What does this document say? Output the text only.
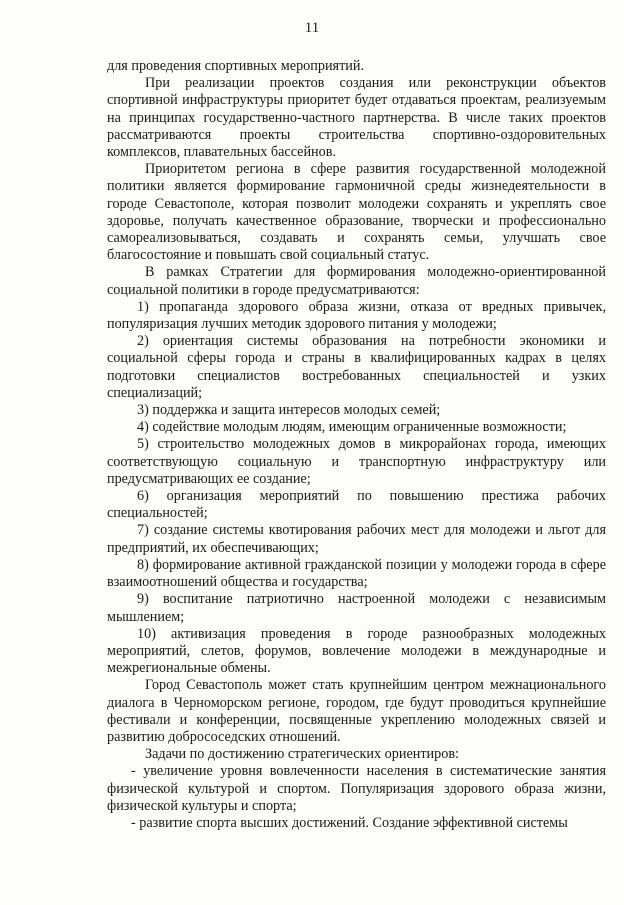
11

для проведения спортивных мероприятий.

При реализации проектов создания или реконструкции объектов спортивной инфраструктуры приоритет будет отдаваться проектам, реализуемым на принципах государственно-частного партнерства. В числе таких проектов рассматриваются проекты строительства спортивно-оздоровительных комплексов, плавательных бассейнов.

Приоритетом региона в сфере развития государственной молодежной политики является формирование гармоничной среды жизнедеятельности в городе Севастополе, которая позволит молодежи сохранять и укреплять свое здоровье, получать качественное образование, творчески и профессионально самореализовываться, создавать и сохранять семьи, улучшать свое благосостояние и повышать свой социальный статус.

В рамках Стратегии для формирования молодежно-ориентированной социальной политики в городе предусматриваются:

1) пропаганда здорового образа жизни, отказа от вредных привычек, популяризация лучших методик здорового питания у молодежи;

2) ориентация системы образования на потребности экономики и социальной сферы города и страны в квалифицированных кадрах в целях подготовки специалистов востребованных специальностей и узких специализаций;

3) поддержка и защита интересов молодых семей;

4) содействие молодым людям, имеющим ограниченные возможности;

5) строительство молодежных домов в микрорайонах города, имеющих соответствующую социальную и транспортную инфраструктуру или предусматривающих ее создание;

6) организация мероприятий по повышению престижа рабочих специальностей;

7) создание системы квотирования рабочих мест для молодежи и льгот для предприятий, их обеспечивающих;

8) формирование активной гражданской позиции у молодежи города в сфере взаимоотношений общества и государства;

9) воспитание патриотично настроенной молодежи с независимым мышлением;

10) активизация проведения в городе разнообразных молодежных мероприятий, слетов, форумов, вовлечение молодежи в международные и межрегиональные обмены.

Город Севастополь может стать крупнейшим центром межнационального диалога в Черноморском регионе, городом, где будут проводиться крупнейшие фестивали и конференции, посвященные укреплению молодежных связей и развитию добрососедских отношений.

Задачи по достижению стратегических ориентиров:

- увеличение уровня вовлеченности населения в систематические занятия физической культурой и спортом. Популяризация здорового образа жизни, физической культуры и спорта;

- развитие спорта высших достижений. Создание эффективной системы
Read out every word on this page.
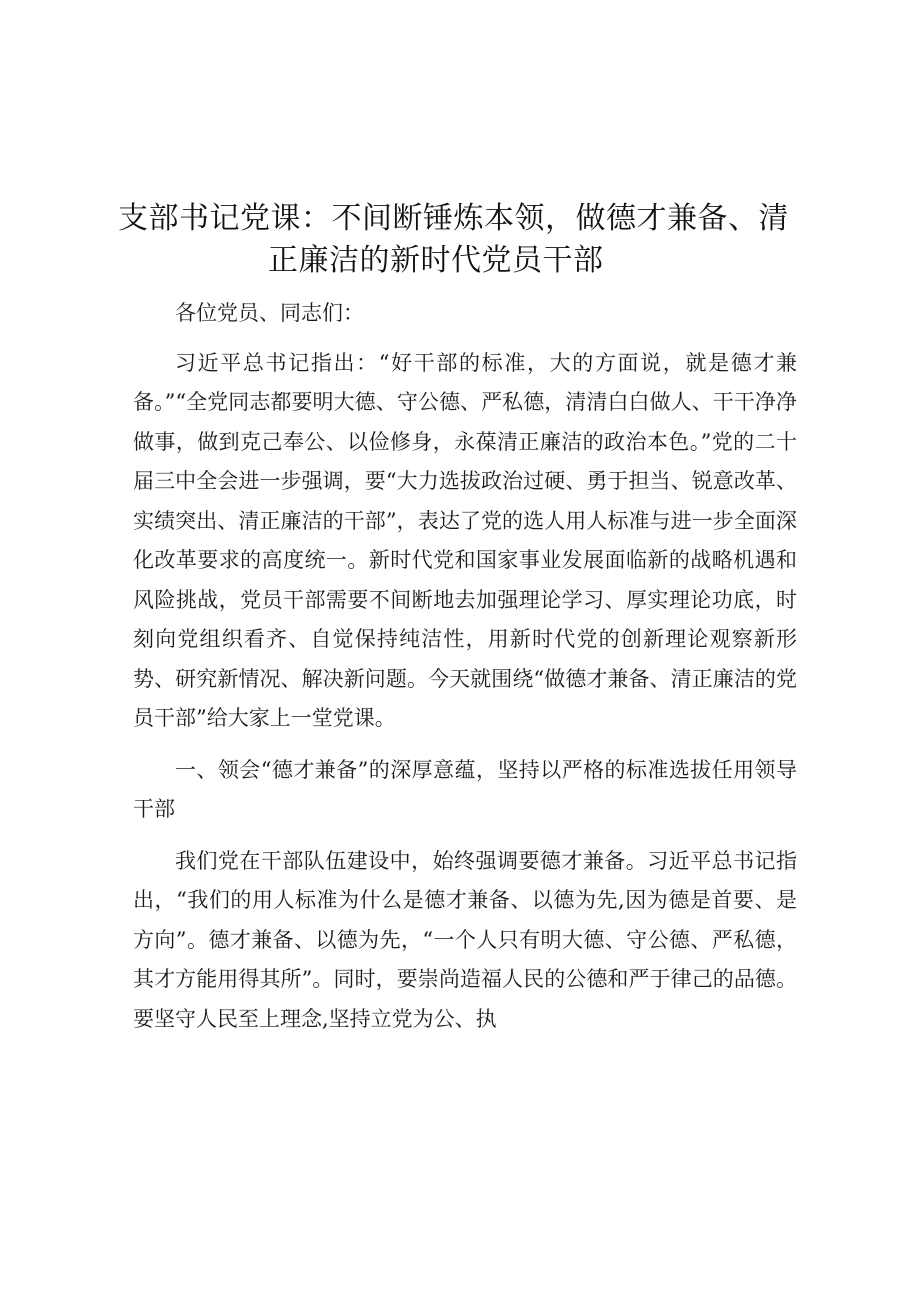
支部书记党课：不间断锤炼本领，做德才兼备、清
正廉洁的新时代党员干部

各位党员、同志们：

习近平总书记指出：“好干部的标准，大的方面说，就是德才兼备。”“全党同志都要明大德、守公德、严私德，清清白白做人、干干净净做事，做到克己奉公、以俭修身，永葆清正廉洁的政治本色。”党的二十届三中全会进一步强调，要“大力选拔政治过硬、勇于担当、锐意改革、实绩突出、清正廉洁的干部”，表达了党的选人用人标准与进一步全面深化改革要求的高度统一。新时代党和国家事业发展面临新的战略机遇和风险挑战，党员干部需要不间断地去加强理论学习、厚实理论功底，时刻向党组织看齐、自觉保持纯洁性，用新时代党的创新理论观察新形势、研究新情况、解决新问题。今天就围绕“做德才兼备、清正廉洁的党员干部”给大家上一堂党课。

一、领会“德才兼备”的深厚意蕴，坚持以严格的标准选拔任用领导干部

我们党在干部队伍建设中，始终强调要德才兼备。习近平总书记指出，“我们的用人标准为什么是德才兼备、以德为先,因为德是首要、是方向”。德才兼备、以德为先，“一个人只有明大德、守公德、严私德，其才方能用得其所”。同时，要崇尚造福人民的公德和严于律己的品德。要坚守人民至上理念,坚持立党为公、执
──────────
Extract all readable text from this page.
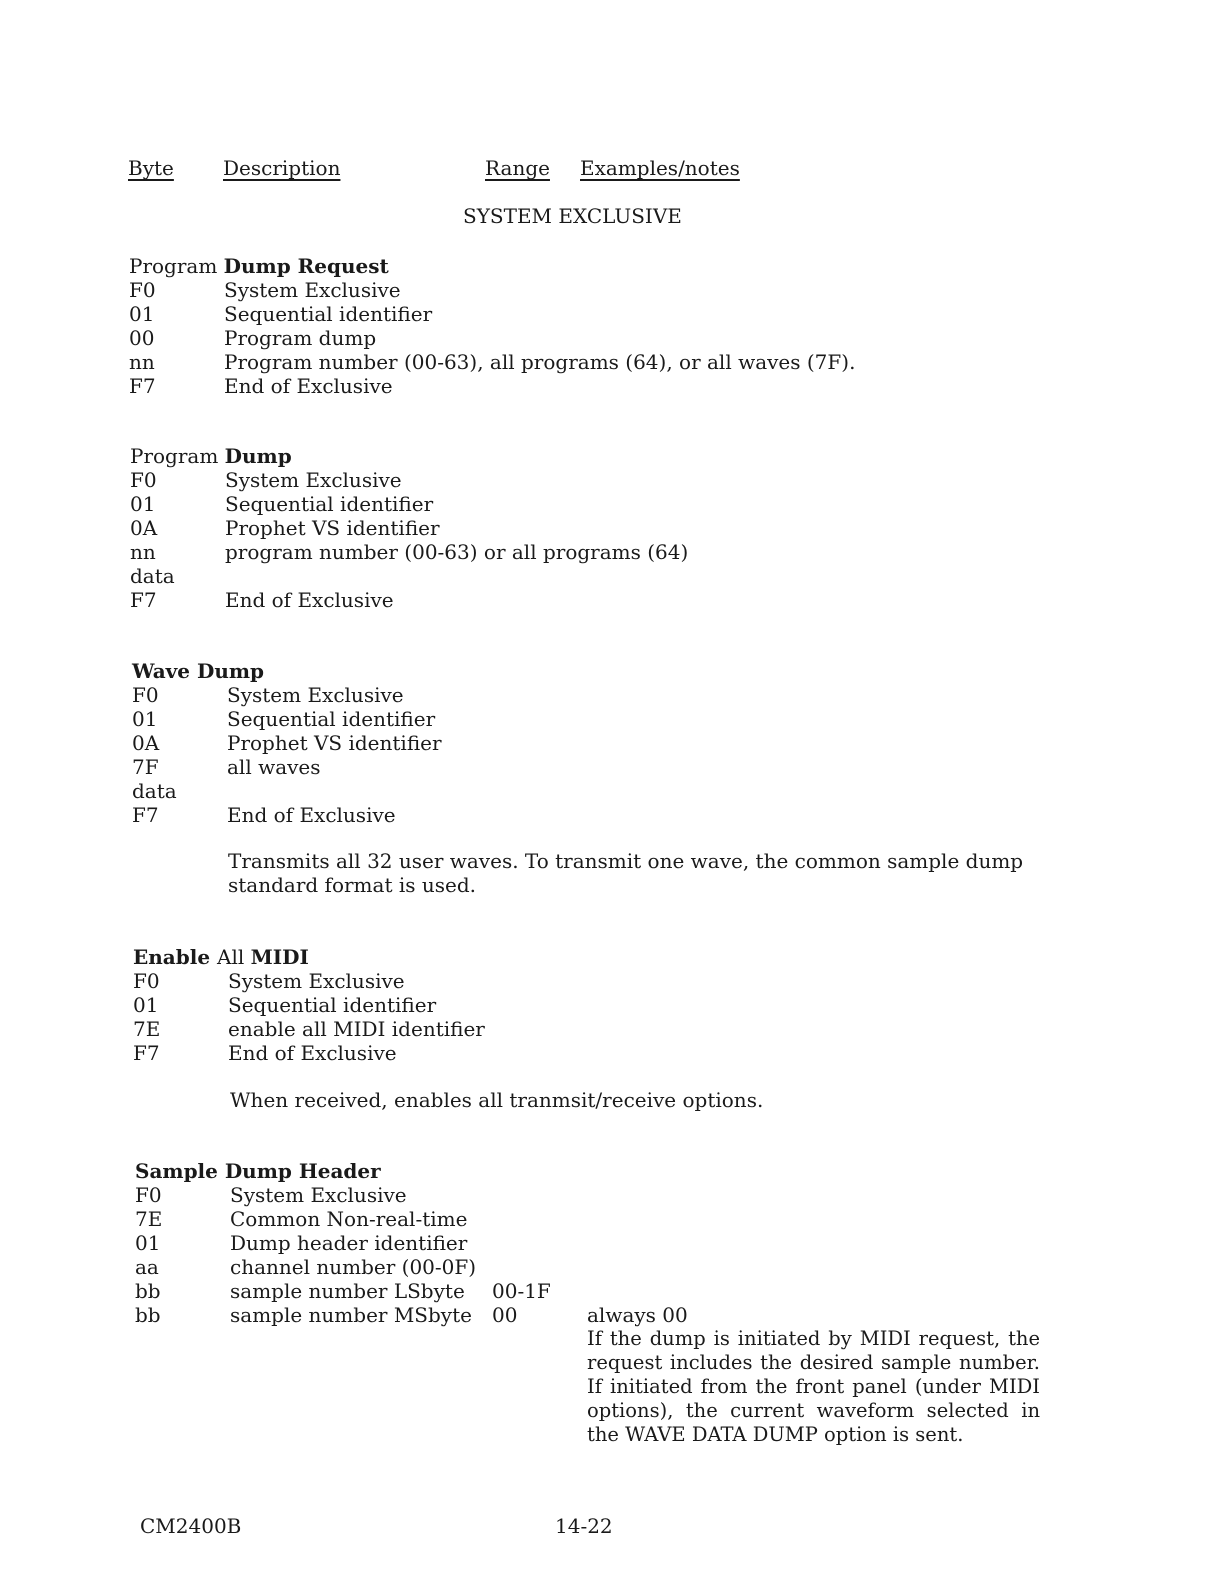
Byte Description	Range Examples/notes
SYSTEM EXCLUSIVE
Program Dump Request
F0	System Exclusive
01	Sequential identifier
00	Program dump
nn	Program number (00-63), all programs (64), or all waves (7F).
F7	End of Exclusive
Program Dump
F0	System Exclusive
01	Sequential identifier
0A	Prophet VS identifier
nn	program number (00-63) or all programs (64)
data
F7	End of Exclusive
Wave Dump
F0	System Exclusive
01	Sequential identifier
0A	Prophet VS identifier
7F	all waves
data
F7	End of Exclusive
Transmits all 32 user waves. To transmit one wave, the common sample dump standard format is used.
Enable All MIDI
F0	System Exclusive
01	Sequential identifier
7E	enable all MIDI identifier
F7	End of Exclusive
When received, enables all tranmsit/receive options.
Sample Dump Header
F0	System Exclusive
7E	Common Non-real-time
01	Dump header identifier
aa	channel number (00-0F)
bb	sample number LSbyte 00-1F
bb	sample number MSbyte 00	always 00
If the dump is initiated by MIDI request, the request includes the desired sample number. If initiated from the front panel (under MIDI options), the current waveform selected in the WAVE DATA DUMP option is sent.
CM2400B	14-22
──────────
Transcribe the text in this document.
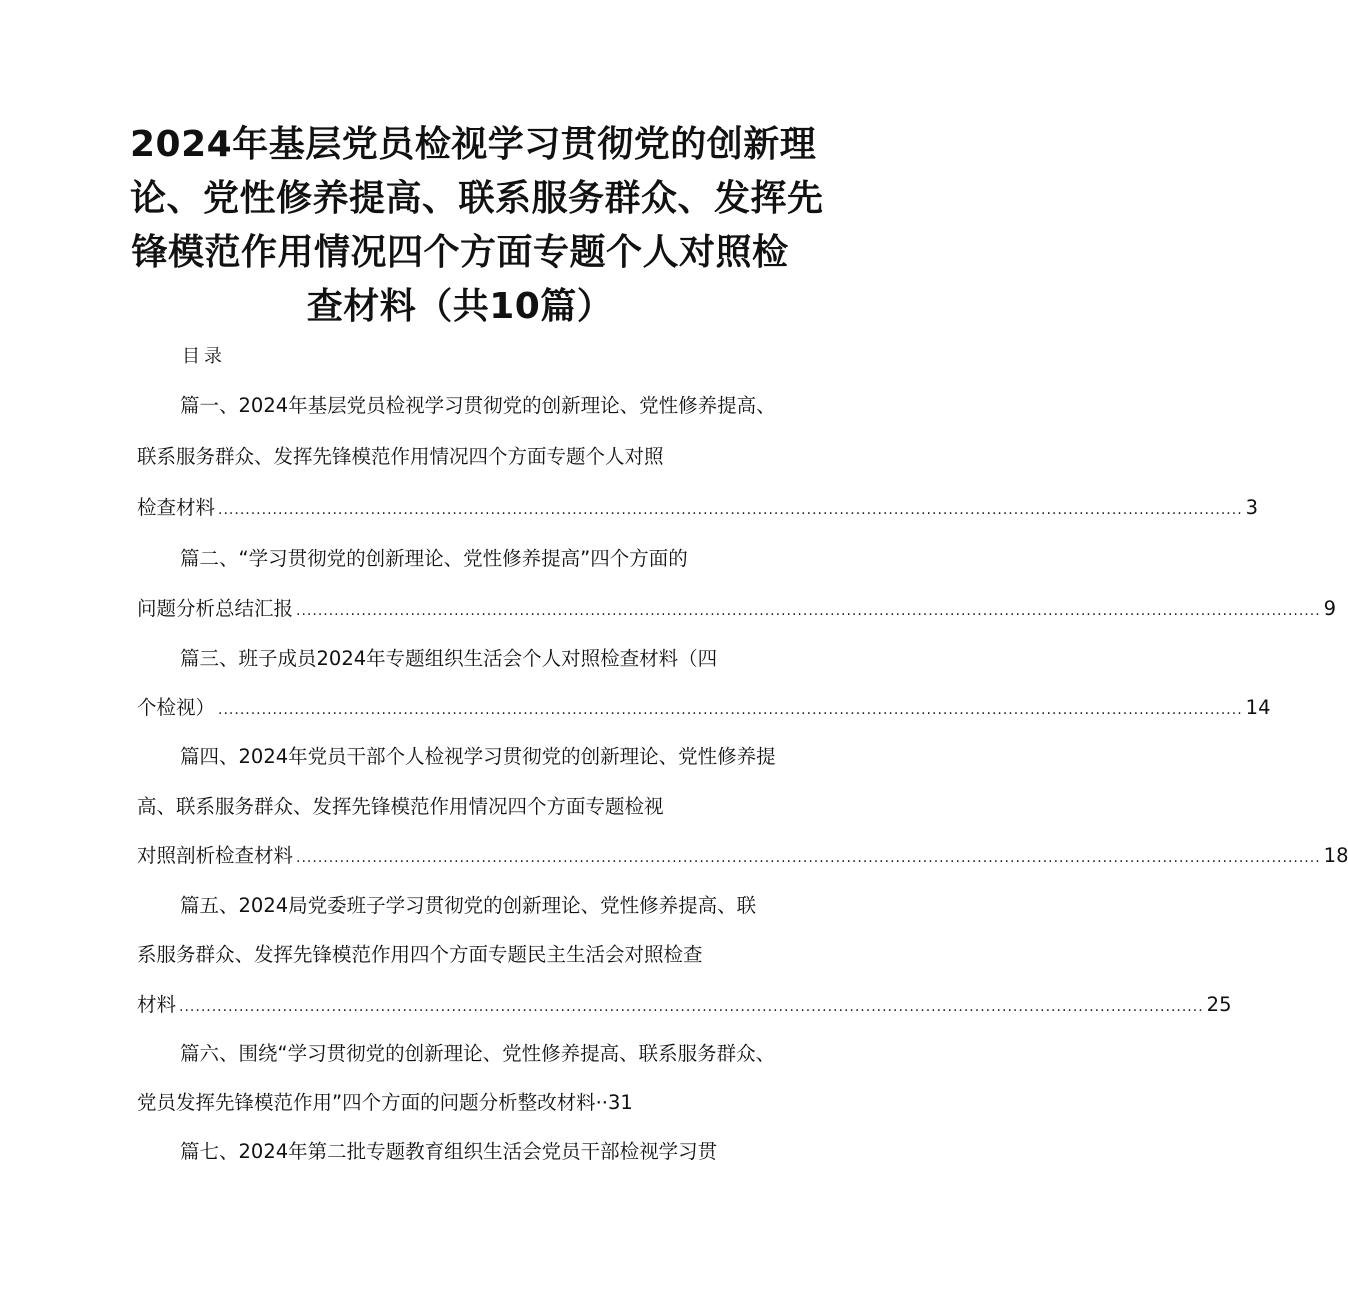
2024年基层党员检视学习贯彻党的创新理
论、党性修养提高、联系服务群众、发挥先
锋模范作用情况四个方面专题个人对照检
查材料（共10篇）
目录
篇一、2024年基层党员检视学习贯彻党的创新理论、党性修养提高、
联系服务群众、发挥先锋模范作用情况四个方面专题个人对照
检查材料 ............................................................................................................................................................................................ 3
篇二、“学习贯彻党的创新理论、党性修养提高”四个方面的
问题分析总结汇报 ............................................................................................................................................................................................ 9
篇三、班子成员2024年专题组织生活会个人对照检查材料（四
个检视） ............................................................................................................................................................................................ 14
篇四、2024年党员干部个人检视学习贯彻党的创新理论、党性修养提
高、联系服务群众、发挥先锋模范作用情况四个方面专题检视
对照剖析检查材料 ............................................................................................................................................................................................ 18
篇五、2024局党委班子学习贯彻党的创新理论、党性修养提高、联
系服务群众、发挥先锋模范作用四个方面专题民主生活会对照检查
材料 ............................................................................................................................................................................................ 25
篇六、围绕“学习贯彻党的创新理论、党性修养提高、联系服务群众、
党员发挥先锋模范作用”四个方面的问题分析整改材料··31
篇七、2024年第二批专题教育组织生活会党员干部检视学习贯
──────────
» **JOB**
Display every line of the listing that contains the string "проведения".

» **FULL OUTPUT**
для проведения спортивных мероприятий.
10) активизация проведения в городе разнообразных молодежных мероприятий, слетов, форумов, вовлечение молодежи в международные и межрегиональные обмены.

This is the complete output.